* Extracted data:
<<<<

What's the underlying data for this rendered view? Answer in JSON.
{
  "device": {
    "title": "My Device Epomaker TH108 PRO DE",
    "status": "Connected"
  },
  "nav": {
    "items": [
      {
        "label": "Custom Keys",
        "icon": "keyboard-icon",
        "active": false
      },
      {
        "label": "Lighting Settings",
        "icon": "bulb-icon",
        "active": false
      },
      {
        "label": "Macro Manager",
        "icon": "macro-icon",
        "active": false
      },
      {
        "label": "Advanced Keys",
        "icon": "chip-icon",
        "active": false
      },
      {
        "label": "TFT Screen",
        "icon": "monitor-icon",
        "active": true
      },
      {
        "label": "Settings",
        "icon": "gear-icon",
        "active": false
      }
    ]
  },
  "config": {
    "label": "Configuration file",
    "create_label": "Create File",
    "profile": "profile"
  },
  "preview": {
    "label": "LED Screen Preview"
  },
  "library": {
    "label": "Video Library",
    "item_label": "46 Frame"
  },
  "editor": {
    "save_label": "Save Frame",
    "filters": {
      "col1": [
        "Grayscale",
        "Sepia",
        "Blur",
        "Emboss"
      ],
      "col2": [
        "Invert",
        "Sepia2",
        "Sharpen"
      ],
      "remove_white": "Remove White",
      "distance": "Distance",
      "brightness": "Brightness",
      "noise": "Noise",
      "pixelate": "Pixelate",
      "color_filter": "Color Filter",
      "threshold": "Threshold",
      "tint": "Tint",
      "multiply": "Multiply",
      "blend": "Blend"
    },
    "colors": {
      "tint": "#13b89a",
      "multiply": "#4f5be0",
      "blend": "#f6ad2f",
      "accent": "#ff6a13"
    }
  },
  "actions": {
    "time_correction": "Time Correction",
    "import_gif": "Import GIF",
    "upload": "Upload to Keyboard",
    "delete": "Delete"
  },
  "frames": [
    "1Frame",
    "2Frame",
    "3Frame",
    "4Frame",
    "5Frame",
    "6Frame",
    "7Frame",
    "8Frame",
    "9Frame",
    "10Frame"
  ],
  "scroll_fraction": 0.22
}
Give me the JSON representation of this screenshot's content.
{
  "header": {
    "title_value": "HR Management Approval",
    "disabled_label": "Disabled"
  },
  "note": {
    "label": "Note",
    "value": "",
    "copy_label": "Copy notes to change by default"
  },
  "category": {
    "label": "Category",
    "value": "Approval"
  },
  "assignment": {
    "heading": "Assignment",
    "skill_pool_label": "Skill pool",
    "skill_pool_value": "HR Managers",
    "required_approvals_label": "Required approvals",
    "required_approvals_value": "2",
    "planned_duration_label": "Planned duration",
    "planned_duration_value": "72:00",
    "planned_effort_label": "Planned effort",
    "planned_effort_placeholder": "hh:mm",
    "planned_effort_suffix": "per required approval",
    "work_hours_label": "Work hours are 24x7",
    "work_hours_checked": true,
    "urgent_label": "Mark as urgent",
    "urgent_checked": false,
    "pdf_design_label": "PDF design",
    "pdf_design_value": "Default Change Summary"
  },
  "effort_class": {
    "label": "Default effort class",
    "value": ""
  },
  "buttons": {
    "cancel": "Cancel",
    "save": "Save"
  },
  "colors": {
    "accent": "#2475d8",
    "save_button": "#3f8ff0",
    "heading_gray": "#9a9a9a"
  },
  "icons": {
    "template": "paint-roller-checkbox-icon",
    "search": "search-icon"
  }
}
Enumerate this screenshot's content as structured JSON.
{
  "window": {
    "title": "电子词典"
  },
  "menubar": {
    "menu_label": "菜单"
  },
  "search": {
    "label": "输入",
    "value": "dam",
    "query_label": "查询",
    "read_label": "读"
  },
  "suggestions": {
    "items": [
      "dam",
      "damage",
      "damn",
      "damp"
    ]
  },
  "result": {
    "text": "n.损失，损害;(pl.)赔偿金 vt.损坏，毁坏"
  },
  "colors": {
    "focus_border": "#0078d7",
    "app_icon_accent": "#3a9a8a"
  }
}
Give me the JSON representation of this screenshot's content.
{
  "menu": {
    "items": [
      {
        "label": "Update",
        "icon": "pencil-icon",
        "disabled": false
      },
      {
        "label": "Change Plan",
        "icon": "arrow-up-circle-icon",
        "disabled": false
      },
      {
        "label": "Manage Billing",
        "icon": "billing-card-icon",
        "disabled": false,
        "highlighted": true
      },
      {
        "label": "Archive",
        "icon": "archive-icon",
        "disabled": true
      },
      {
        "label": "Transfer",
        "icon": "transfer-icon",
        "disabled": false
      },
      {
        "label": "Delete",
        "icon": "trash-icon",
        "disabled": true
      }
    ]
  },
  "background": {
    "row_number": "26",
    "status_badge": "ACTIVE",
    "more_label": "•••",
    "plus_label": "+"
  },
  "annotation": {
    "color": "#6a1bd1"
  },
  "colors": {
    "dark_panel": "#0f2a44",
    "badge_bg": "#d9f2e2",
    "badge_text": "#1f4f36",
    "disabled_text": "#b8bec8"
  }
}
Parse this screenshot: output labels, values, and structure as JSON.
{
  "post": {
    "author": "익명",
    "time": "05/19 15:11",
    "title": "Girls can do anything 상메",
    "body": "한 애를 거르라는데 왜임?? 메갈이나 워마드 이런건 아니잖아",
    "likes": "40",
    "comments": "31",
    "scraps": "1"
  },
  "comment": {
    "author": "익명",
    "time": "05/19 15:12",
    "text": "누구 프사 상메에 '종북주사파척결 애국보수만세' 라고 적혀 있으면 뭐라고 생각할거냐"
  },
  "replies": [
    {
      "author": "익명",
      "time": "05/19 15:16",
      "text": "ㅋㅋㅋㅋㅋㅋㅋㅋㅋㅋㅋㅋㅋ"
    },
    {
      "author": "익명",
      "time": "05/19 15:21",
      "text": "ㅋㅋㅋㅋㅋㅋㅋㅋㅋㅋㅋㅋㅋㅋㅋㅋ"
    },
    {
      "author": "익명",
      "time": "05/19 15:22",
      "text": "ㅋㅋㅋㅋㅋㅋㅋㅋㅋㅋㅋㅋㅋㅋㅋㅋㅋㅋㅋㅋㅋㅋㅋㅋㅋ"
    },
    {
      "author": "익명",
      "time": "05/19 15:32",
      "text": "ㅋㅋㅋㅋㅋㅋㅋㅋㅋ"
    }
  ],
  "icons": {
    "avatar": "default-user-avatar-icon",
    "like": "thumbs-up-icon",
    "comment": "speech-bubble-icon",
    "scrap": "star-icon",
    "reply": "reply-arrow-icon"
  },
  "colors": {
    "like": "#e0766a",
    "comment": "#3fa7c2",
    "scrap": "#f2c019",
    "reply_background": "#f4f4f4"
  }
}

>>>>

* Work instructions:
Scan the material above. Copy each line where "this" occurs.

* Complete response:
What's the underlying data for this rendered view? Answer in JSON.
Give me the JSON representation of this screenshot's content.
Enumerate this screenshot's content as structured JSON.
Give me the JSON representation of this screenshot's content.
Parse this screenshot: output labels, values, and structure as JSON.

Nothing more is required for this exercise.